<<<<

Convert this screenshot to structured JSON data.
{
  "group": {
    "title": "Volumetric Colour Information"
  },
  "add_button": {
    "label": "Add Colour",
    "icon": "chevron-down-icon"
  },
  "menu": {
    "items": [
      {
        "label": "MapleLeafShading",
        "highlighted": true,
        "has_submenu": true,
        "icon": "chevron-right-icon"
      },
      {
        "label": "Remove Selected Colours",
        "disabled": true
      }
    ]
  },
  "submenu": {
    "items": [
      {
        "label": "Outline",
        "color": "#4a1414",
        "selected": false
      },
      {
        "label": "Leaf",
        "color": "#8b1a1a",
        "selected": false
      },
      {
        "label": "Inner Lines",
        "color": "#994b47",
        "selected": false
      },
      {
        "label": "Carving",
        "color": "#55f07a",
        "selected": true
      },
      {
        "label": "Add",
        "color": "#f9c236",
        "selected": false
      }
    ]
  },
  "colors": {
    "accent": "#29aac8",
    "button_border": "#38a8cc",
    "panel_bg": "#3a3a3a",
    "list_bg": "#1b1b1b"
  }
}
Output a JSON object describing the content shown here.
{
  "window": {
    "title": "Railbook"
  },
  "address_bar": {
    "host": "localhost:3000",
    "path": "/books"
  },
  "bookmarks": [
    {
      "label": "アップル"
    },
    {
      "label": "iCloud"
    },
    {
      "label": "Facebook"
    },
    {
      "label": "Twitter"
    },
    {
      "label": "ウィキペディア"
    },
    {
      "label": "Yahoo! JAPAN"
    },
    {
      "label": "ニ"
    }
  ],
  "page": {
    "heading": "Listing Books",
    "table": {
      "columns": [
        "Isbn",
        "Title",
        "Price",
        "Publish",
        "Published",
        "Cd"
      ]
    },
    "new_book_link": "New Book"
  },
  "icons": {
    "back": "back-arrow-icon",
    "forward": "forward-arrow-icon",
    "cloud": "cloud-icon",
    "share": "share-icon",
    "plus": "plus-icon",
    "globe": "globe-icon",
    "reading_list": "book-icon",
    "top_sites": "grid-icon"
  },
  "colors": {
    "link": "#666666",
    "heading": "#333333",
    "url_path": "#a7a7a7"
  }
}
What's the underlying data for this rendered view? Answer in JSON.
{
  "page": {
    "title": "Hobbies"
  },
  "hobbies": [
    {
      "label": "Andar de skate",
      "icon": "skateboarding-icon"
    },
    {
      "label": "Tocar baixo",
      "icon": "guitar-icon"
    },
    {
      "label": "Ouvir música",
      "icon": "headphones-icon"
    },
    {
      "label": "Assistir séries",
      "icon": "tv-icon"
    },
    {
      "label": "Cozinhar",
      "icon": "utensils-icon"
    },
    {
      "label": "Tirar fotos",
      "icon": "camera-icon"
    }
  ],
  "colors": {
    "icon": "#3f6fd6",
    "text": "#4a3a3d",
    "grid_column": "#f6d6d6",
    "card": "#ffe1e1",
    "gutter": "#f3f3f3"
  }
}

>>>>

Your task is to output exactly the lines running from the one with "What's the underlying" through the final line of the material above, with both ends included.

What's the underlying data for this rendered view? Answer in JSON.
{
  "page": {
    "title": "Hobbies"
  },
  "hobbies": [
    {
      "label": "Andar de skate",
      "icon": "skateboarding-icon"
    },
    {
      "label": "Tocar baixo",
      "icon": "guitar-icon"
    },
    {
      "label": "Ouvir música",
      "icon": "headphones-icon"
    },
    {
      "label": "Assistir séries",
      "icon": "tv-icon"
    },
    {
      "label": "Cozinhar",
      "icon": "utensils-icon"
    },
    {
      "label": "Tirar fotos",
      "icon": "camera-icon"
    }
  ],
  "colors": {
    "icon": "#3f6fd6",
    "text": "#4a3a3d",
    "grid_column": "#f6d6d6",
    "card": "#ffe1e1",
    "gutter": "#f3f3f3"
  }
}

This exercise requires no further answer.